* DESCRIPTION OF THE TASK
Read the records below. Copy each line where the string "value" occurs.
** Begin TASK MATERIAL **
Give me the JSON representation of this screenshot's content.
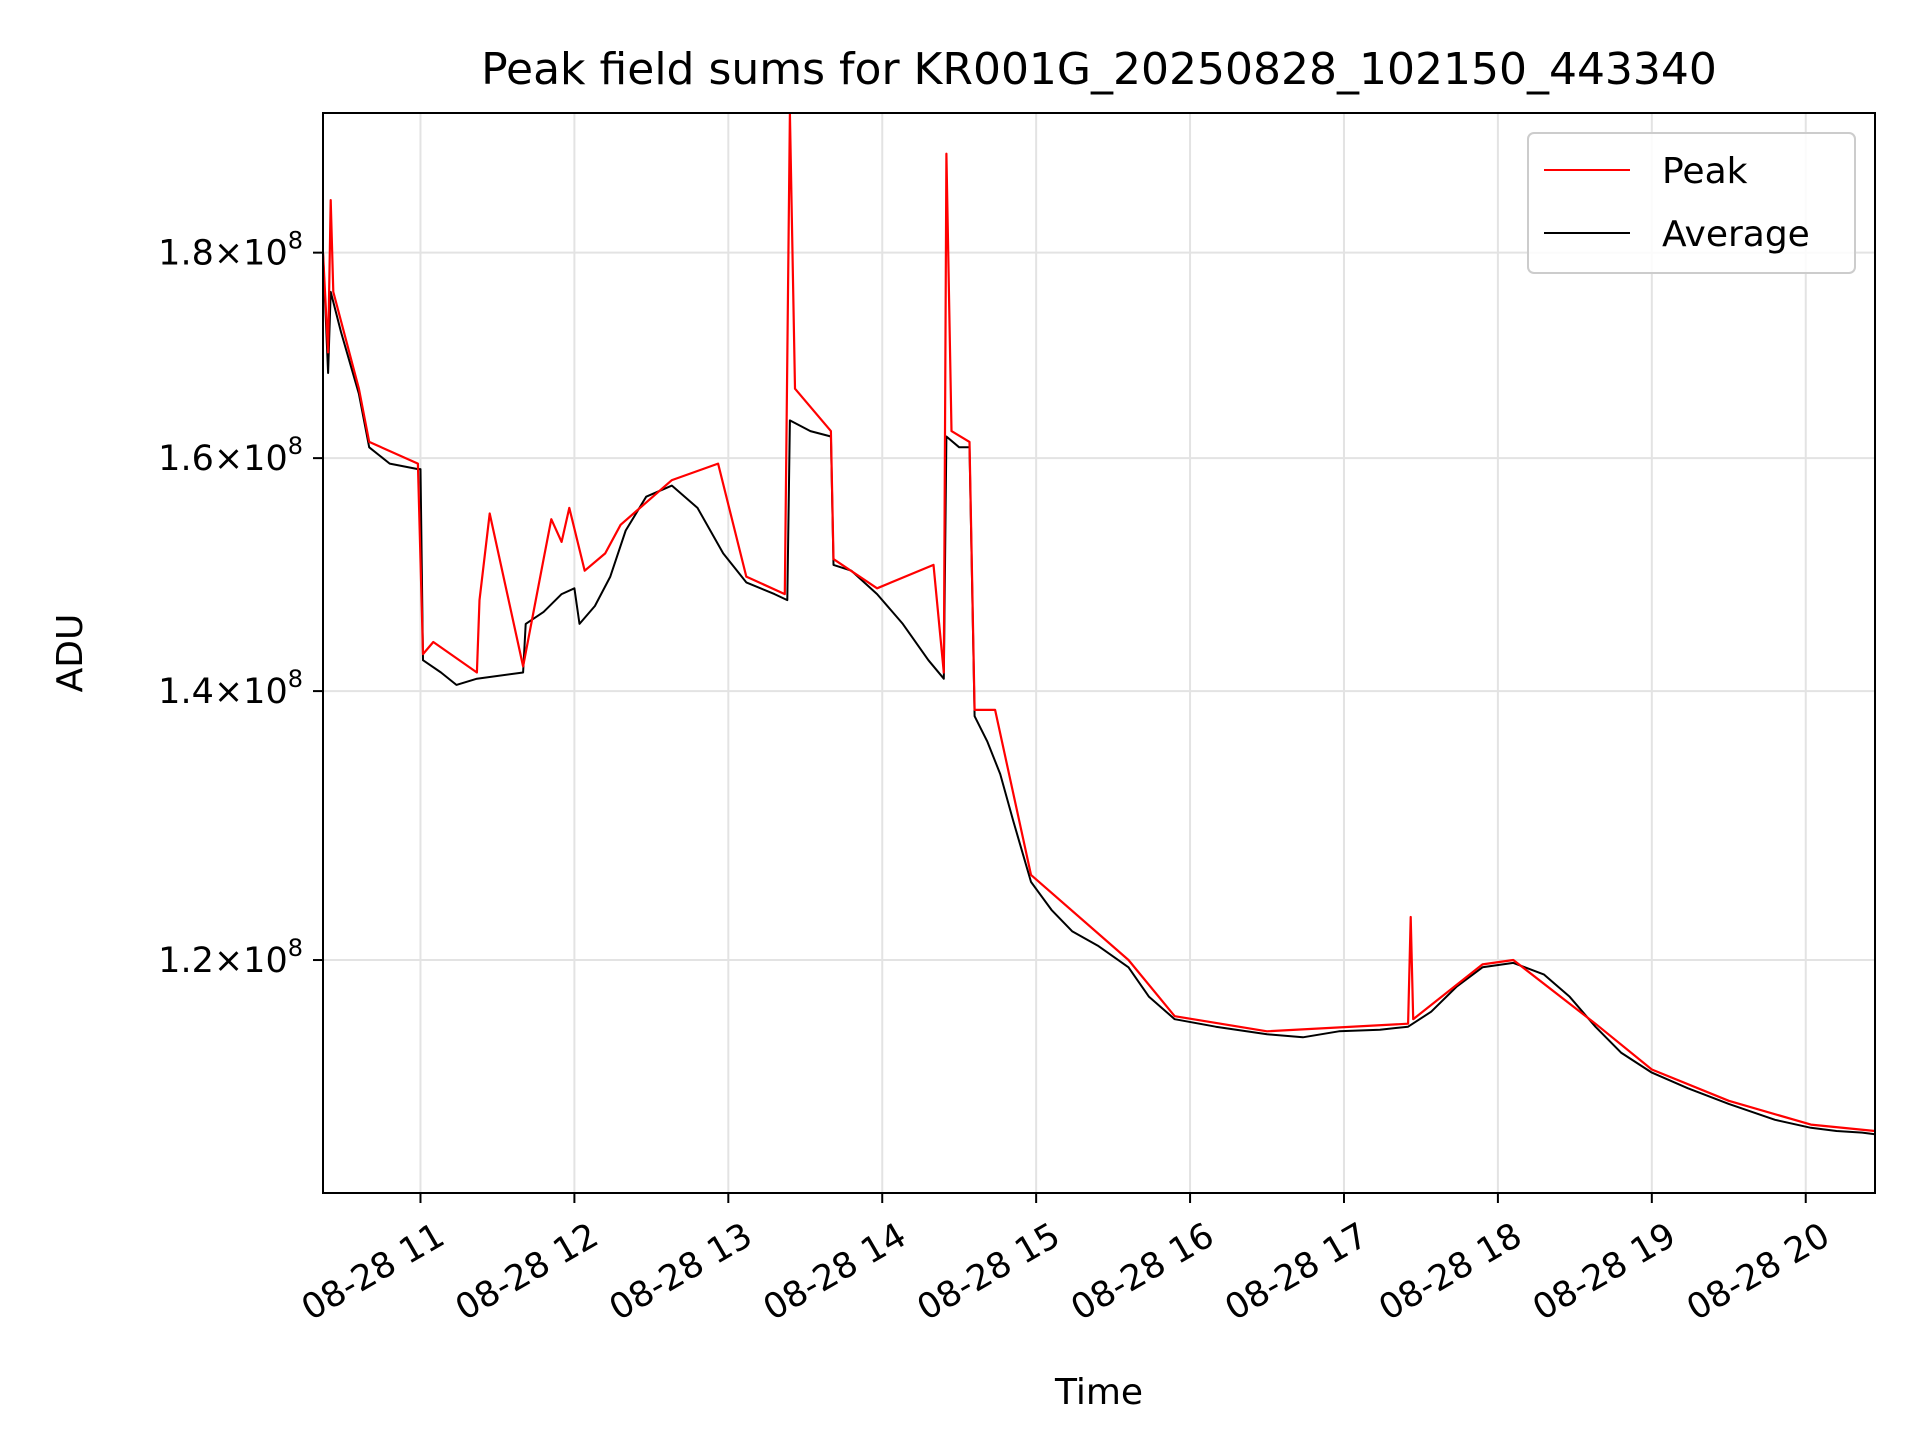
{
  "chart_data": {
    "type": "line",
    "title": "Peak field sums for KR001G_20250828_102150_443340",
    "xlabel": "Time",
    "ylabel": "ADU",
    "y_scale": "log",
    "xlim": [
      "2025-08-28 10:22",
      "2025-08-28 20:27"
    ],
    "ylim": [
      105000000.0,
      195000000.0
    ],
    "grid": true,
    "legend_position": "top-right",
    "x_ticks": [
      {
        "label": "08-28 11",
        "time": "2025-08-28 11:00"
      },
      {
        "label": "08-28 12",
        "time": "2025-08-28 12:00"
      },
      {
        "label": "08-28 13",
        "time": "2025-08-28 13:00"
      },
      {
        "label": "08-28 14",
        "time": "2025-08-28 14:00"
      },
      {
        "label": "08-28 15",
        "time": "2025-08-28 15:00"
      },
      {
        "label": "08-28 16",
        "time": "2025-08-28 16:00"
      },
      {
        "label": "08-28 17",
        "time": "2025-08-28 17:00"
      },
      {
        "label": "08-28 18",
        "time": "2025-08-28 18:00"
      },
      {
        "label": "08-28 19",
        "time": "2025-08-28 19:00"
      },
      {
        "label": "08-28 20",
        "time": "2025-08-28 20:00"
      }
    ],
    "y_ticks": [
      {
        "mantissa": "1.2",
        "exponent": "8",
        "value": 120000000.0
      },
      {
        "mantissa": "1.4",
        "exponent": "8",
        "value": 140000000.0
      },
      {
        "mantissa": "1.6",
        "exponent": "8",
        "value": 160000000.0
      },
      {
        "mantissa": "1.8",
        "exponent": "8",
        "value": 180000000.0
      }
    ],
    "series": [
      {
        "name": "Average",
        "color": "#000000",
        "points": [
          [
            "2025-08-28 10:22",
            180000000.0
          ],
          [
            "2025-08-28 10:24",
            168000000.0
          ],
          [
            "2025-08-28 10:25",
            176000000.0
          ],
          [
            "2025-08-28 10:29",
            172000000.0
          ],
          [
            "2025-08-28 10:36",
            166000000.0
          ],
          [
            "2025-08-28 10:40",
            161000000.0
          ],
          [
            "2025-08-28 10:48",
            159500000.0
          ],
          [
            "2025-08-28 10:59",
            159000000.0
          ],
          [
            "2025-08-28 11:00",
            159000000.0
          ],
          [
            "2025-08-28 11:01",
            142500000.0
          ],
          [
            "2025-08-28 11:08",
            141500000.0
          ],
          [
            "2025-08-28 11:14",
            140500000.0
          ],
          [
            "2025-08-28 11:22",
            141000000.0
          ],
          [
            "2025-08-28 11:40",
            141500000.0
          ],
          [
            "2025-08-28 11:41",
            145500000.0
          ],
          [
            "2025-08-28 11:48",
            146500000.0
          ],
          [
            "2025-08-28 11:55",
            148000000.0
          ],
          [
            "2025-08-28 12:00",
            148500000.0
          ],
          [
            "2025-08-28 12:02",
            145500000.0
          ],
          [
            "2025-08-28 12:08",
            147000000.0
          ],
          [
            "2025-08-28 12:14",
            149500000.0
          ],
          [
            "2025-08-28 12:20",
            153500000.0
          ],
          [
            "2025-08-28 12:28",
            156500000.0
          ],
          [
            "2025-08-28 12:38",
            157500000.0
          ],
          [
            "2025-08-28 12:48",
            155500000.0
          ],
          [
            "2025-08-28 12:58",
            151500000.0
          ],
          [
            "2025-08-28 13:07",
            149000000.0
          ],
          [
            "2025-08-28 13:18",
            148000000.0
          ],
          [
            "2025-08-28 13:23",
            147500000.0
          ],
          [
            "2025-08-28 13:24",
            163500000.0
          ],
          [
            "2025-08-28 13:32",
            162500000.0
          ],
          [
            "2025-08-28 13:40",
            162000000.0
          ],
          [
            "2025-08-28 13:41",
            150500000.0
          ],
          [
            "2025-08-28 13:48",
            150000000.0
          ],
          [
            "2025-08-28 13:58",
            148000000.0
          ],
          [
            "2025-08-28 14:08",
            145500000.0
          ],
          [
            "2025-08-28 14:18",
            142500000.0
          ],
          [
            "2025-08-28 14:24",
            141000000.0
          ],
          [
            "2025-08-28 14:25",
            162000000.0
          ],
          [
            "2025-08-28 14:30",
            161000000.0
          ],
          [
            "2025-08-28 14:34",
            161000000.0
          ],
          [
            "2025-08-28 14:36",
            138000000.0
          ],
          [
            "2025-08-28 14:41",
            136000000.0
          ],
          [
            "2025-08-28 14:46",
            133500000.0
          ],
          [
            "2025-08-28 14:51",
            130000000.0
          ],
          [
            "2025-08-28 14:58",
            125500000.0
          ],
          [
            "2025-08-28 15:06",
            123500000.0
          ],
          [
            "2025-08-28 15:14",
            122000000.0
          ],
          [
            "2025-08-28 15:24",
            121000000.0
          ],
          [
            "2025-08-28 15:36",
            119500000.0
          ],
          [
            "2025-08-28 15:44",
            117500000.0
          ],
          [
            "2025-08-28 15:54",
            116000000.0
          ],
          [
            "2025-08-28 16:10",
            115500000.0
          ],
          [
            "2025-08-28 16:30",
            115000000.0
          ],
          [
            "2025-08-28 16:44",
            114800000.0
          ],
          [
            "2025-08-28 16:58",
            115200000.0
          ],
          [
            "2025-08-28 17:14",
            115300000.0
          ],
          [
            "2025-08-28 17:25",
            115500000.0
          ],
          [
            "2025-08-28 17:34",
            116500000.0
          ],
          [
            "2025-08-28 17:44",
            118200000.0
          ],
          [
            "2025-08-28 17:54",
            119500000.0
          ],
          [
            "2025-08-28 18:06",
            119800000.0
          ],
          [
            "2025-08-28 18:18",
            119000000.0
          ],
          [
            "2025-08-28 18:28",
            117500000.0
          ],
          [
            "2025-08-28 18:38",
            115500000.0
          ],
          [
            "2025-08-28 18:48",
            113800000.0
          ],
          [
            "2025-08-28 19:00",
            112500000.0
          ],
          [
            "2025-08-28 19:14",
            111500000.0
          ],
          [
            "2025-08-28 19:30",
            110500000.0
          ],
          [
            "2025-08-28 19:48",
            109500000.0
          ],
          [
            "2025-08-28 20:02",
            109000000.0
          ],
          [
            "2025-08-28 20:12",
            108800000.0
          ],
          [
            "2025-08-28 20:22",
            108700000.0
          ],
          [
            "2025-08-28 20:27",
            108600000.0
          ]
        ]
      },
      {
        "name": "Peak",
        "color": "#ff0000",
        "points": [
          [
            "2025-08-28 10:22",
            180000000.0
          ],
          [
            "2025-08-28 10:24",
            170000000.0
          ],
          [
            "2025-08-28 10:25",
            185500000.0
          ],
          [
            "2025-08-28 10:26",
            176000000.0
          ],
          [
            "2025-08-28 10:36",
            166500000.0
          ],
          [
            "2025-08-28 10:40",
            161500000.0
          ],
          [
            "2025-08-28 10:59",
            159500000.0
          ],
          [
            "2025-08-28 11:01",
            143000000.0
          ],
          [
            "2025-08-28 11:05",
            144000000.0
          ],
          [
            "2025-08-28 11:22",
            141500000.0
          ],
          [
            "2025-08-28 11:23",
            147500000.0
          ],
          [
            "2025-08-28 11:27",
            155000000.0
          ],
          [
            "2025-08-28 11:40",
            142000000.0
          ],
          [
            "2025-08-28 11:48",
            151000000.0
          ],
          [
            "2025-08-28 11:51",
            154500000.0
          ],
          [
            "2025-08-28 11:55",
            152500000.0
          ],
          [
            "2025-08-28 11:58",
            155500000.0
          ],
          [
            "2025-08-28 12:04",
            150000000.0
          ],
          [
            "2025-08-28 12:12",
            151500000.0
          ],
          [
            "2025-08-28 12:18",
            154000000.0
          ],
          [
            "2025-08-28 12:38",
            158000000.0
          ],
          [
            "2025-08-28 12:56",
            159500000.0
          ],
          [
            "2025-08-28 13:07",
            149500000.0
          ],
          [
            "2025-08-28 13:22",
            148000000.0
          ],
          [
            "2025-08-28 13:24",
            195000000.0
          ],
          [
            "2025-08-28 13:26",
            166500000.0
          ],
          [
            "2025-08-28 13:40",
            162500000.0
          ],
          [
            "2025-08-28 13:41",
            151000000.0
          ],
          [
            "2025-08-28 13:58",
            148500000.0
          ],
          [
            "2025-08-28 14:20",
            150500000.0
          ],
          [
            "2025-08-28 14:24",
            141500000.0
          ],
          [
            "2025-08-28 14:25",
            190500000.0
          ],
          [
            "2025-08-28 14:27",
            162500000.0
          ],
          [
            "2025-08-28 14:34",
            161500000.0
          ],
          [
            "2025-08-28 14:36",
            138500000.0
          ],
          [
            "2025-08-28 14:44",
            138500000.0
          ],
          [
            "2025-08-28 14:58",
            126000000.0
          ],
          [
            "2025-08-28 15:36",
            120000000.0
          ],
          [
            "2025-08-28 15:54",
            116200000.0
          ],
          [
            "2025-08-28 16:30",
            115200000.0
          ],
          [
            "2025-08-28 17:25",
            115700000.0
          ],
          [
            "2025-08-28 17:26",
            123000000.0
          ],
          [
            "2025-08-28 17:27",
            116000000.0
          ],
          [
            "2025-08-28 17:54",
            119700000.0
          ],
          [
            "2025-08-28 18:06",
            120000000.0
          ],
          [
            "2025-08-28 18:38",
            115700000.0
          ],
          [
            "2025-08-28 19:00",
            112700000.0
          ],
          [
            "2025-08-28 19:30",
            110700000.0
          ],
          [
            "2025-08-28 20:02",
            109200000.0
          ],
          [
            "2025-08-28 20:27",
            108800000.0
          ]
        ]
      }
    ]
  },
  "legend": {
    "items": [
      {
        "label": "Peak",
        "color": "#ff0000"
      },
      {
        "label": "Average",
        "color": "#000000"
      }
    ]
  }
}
** End TASK MATERIAL **
* FINISHED ANSWER
        "value": 120000000.0
        "value": 140000000.0
        "value": 160000000.0
        "value": 180000000.0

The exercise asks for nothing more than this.